◆ **Alıntı**
═══
Rusya ve Çin'den destek alan İran nükleer müzakerelerdeki tutumunu sertleştiriyor

İran'ın güneyindeki Buşehr Nükleer Tesisi. (AP)
İran'ın güneyindeki Buşehr Nükleer Tesisi. (AP)
TT

Rusya ve Çin'den destek alan İran nükleer müzakerelerdeki tutumunu sertleştiriyor

İran'ın güneyindeki Buşehr Nükleer Tesisi. (AP)
İran'ın güneyindeki Buşehr Nükleer Tesisi. (AP)

ABD ve Avrupa'nın İran'ı nükleer müzakerelere bu ay içerisinde geri dönmeye ikna çabaları, İranlı liderlerin Çin ve Rusya'dan aldığı destekle sekteye uğradı.
İran, eski ABD Başkanı Donald Trump'ın ‘azami baskı’ politikası uygulamasının üç yıl ardından nükleer silah üretimi düzeyine yakın derecede uranyum zenginleştirir hale geldi. Ekonomisi ise hayati petrol ihracatına sert yaptırımlar uygulandığı halde Pekin ve Moskova'nın da yardımıyla istikrar belirtileri gösteriyor.
═══
◆ **Ham Veriler**

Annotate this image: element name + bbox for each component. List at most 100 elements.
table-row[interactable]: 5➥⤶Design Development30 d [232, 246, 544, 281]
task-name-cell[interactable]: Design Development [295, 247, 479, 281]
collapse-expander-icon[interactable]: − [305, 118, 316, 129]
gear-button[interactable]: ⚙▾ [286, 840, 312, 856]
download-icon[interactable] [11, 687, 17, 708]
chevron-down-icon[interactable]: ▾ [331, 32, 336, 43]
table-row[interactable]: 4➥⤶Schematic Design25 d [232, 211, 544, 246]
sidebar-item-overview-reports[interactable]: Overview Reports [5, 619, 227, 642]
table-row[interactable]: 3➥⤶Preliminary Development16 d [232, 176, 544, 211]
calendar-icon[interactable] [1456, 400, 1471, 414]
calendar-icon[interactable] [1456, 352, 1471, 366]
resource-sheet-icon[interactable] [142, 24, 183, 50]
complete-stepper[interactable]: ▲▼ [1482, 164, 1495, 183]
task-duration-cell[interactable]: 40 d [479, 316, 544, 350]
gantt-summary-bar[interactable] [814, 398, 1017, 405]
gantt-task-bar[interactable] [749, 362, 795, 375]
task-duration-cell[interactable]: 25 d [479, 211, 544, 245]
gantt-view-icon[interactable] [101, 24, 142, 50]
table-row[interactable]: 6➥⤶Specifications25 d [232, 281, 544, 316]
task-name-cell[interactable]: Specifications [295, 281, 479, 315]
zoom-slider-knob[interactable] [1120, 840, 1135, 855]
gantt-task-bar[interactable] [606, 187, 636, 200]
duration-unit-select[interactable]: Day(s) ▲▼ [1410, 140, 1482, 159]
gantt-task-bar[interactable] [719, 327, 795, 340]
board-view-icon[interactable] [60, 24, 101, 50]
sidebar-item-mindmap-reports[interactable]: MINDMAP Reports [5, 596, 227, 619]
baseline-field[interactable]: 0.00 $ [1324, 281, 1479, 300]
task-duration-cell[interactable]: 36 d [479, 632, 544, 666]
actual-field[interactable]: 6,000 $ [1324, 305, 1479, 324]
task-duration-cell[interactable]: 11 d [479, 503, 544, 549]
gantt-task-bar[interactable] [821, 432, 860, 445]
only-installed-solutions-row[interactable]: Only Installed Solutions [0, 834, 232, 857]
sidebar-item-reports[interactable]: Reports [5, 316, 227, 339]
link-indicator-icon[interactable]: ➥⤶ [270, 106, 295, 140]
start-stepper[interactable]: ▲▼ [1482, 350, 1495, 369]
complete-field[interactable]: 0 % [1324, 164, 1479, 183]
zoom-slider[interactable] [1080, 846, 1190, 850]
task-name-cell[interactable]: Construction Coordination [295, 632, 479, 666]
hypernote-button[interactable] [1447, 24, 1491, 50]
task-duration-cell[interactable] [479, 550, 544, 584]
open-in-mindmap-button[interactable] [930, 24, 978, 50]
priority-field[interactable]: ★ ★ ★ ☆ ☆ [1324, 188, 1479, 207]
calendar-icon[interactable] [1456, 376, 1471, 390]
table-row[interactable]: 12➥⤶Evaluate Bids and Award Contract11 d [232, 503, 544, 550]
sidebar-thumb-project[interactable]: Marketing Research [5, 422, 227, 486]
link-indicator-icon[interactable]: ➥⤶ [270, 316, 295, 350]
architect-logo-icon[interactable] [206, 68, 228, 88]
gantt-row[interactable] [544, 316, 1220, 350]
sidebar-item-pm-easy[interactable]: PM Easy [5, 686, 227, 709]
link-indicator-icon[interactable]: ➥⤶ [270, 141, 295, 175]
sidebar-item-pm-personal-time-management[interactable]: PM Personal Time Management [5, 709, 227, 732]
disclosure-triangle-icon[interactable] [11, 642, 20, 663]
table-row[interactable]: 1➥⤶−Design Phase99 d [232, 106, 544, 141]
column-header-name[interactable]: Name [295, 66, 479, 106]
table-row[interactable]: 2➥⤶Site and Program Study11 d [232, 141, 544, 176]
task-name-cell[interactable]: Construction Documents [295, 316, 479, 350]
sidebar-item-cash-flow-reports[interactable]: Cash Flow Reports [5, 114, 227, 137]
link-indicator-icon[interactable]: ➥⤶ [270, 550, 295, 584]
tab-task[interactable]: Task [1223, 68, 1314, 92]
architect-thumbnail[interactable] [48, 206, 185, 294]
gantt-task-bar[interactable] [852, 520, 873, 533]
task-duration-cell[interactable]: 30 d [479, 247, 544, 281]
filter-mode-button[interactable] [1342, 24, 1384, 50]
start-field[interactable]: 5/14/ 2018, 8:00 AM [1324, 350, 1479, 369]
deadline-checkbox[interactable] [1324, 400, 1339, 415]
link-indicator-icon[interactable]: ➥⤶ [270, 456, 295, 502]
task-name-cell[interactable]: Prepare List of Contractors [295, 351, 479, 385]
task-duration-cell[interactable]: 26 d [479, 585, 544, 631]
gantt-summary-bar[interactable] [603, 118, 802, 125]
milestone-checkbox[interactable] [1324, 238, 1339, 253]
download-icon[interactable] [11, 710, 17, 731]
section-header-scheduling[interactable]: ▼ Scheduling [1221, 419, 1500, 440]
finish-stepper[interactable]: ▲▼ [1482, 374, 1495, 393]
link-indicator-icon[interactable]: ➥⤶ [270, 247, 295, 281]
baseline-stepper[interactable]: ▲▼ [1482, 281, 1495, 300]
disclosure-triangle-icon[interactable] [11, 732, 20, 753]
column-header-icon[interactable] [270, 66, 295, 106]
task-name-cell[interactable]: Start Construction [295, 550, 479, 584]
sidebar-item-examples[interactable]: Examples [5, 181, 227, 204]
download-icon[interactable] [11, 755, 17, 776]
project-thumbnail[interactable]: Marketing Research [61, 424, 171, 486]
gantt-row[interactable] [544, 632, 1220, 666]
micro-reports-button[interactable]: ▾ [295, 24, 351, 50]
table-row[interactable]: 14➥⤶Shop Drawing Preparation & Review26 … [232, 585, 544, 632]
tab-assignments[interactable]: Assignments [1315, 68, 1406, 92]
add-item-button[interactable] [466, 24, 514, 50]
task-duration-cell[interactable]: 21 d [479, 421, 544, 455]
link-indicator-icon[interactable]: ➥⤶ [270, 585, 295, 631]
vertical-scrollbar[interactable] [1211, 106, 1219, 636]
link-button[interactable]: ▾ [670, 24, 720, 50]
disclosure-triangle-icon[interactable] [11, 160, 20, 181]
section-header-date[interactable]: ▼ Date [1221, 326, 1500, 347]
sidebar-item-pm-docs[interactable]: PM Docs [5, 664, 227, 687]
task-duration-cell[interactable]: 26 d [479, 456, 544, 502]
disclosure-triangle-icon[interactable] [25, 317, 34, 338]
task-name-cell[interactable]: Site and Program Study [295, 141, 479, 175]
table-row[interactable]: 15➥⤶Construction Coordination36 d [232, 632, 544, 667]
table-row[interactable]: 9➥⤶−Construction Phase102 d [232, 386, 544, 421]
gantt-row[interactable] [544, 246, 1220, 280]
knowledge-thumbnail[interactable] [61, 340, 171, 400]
═══
◆ **Verilen Görevler**
a) İran'ın nükleer müzakerelerine dair haberde, ABD ve Avrupa'nın İran'ı bu ay müzakerelere geri döndürme çabaları ne sebeple sekteye uğramıştır?
b) İran'ın nükleer müzakerelerine dair haberi, son cümlesinden sonra gelecek biçimde sürdürün.

◆ **Sonuçlar**
a) İranlı liderlerin Çin ve Rusya'dan aldığı destek yüzünden sekteye uğramıştır.

b)
Diplomatlar ve analistler, söz konusu gelişmelerin yeni İran hükümetinin 2015 tarihli nükleer anlaşmaya geri dönüş yolunda Washington'dan talep ettiği tavizler listesinin daha kapsamlı hale gelmesine yol açtığı görüşünde. Bu durumun müzakereleri gelecek yıla erteleyebileceği gibi tüm süreci sekteye uğratabileceği veya Ortadoğu'da yeni bir kargaşaya yol açabileceği görüşü hakim.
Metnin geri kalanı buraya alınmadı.